Directions: Return each line of the records with nothing changed, pictures excepted.

Stored rows:
= = = = =

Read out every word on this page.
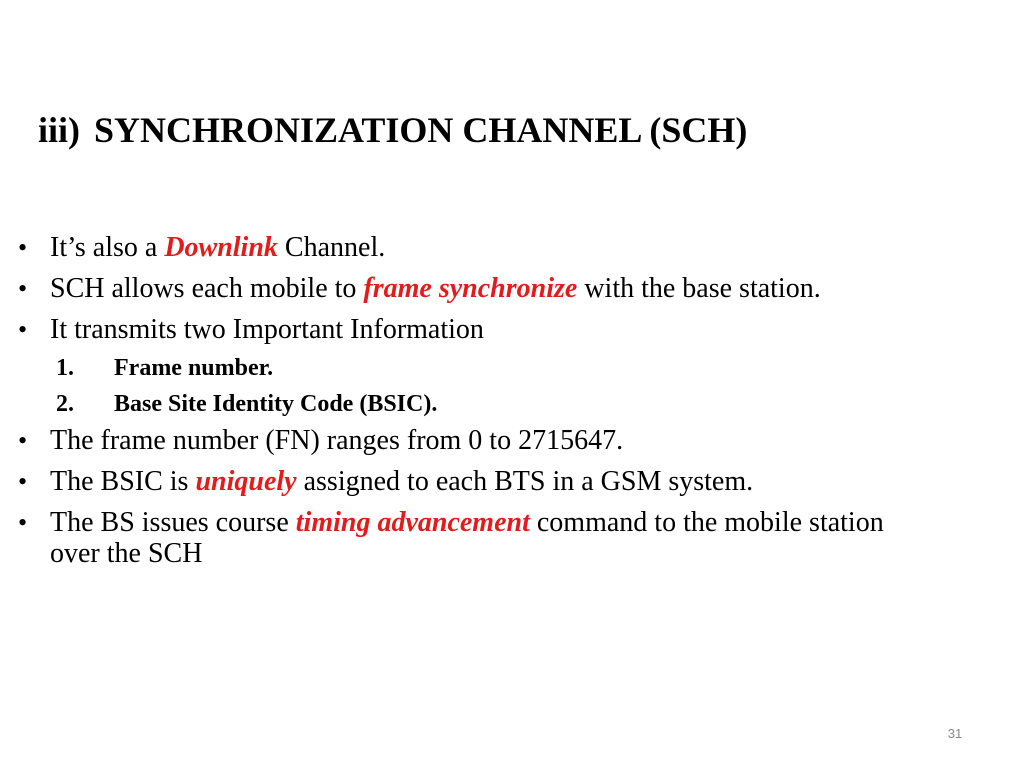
iii) SYNCHRONIZATION CHANNEL (SCH)
• It’s also a Downlink Channel.
• SCH allows each mobile to frame synchronize with the base station.
• It transmits two Important Information
1. Frame number.
2. Base Site Identity Code (BSIC).
• The frame number (FN) ranges from 0 to 2715647.
• The BSIC is uniquely assigned to each BTS in a GSM system.
• The BS issues course timing advancement command to the mobile station over the SCH
31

= = = = =

Response to this exercise:
Read out every word on this page.
iii) SYNCHRONIZATION CHANNEL (SCH)
• It’s also a Downlink Channel.
• SCH allows each mobile to frame synchronize with the base station.
• It transmits two Important Information
1. Frame number.
2. Base Site Identity Code (BSIC).
• The frame number (FN) ranges from 0 to 2715647.
• The BSIC is uniquely assigned to each BTS in a GSM system.
• The BS issues course timing advancement command to the mobile station over the SCH
31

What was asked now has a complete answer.